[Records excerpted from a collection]
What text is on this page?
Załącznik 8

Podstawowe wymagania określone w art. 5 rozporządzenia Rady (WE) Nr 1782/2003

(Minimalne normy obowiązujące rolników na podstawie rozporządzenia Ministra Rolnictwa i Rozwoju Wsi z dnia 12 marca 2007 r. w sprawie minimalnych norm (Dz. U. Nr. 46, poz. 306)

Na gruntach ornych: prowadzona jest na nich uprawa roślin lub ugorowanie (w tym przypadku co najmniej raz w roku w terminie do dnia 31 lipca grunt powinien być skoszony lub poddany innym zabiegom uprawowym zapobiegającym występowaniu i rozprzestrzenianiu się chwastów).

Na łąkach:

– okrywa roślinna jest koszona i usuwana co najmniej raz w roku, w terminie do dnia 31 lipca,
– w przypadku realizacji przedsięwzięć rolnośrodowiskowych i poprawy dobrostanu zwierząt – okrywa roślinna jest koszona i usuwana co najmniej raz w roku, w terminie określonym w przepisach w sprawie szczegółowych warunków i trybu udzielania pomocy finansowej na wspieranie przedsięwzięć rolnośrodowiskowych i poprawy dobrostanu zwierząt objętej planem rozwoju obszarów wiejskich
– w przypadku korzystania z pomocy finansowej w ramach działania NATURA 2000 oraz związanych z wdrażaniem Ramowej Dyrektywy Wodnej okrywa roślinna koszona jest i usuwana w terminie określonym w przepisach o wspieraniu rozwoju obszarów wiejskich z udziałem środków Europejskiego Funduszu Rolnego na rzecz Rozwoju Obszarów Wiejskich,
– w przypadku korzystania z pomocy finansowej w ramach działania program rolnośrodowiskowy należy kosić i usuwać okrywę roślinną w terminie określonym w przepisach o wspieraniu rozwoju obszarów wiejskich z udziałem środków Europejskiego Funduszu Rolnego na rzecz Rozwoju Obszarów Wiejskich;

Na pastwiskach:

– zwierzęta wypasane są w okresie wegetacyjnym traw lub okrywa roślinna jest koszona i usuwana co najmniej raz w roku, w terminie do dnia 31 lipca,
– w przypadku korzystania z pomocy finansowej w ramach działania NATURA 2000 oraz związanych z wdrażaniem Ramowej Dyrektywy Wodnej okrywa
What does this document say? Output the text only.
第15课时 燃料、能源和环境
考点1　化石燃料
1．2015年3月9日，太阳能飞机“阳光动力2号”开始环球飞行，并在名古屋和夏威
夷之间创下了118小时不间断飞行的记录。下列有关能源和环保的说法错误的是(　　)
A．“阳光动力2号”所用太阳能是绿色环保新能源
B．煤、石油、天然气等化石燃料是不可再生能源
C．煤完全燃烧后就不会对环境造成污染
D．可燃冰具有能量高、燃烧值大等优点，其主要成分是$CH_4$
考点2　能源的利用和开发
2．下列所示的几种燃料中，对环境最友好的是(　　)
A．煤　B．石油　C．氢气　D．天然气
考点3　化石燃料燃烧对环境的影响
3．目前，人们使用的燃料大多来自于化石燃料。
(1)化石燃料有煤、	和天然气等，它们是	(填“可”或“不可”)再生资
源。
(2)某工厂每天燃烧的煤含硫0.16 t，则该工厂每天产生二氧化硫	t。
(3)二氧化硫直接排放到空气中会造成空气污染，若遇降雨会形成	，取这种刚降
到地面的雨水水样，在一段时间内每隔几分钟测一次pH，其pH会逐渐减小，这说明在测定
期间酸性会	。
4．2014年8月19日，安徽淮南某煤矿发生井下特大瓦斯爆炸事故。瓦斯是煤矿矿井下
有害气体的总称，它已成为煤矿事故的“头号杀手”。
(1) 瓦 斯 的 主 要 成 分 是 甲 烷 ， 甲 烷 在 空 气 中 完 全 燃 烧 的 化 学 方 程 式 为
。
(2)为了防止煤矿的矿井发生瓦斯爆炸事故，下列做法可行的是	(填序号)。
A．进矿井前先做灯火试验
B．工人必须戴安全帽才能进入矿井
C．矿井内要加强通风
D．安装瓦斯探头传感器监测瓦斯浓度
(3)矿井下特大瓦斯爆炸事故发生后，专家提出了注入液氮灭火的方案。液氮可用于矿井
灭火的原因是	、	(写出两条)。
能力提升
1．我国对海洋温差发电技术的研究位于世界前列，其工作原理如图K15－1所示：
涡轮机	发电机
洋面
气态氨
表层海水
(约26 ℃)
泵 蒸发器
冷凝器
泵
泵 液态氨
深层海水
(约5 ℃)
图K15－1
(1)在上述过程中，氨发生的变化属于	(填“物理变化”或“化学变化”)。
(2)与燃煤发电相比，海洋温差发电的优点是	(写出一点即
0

» Given task: Copy whichever lines in the listing above contain the word "text".

» Response for this exercise:
What text is on this page?
What does this document say? Output the text only.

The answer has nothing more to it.